=== RECORDS FOR THE TASK ===
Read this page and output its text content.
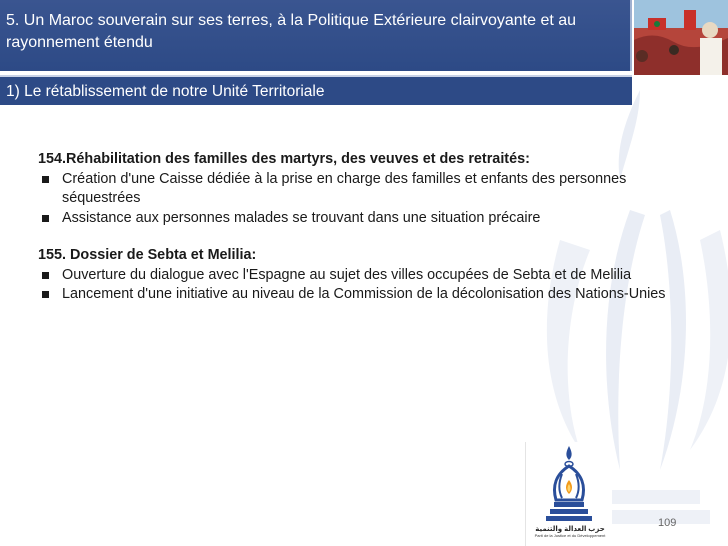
5. Un Maroc souverain sur ses terres, à la Politique Extérieure clairvoyante et au rayonnement étendu
1) Le rétablissement de notre Unité Territoriale
154.Réhabilitation des familles des martyrs, des veuves et des retraités:
Création d'une Caisse dédiée à la prise en charge des familles et enfants des personnes séquestrées
Assistance aux personnes malades se trouvant dans une situation précaire
155. Dossier de Sebta et Melilia:
Ouverture du dialogue avec l'Espagne au sujet des villes occupées de Sebta et de Melilia
Lancement d'une initiative au niveau de la Commission de la décolonisation des Nations-Unies
حزب العدالة والتنمية
Parti de la Justice et du Développement
109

=== REQUIREMENTS ===
All of the lines above should be printed exactly, minus the pictures.

=== ANSWER IN FULL ===
Read this page and output its text content.
5. Un Maroc souverain sur ses terres, à la Politique Extérieure clairvoyante et au rayonnement étendu
1) Le rétablissement de notre Unité Territoriale
154.Réhabilitation des familles des martyrs, des veuves et des retraités:
Création d'une Caisse dédiée à la prise en charge des familles et enfants des personnes séquestrées
Assistance aux personnes malades se trouvant dans une situation précaire
155. Dossier de Sebta et Melilia:
Ouverture du dialogue avec l'Espagne au sujet des villes occupées de Sebta et de Melilia
Lancement d'une initiative au niveau de la Commission de la décolonisation des Nations-Unies
حزب العدالة والتنمية
Parti de la Justice et du Développement
109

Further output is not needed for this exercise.